EXERCISE DESCRIPTION: Without altering anything, repeat each of the records.

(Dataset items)
******
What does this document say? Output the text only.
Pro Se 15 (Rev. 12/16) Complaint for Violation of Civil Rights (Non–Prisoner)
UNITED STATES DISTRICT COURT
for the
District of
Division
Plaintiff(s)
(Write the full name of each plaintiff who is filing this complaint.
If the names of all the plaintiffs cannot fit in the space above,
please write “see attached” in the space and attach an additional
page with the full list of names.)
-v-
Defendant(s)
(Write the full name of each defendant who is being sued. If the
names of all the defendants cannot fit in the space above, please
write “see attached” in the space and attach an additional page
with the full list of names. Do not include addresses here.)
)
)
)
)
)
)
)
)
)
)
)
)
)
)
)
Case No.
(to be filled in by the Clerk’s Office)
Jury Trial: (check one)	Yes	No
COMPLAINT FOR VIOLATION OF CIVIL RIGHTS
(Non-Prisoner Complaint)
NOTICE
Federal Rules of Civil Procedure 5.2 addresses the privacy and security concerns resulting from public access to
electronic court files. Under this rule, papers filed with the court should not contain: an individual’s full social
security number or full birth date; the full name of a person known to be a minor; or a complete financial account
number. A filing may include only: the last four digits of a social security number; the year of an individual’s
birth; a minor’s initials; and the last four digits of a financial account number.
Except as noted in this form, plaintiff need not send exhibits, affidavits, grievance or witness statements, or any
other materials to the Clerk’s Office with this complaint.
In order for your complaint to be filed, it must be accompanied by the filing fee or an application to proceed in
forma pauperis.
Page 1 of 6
******
RESULT FOR THIS EXERCISE:
What does this document say? Output the text only.
Pro Se 15 (Rev. 12/16) Complaint for Violation of Civil Rights (Non–Prisoner)
UNITED STATES DISTRICT COURT
for the
District of
Division
Plaintiff(s)
(Write the full name of each plaintiff who is filing this complaint.
If the names of all the plaintiffs cannot fit in the space above,
please write “see attached” in the space and attach an additional
page with the full list of names.)
-v-
Defendant(s)
(Write the full name of each defendant who is being sued. If the
names of all the defendants cannot fit in the space above, please
write “see attached” in the space and attach an additional page
with the full list of names. Do not include addresses here.)
)
)
)
)
)
)
)
)
)
)
)
)
)
)
)
Case No.
(to be filled in by the Clerk’s Office)
Jury Trial: (check one)	Yes	No
COMPLAINT FOR VIOLATION OF CIVIL RIGHTS
(Non-Prisoner Complaint)
NOTICE
Federal Rules of Civil Procedure 5.2 addresses the privacy and security concerns resulting from public access to
electronic court files. Under this rule, papers filed with the court should not contain: an individual’s full social
security number or full birth date; the full name of a person known to be a minor; or a complete financial account
number. A filing may include only: the last four digits of a social security number; the year of an individual’s
birth; a minor’s initials; and the last four digits of a financial account number.
Except as noted in this form, plaintiff need not send exhibits, affidavits, grievance or witness statements, or any
other materials to the Clerk’s Office with this complaint.
In order for your complaint to be filed, it must be accompanied by the filing fee or an application to proceed in
forma pauperis.
Page 1 of 6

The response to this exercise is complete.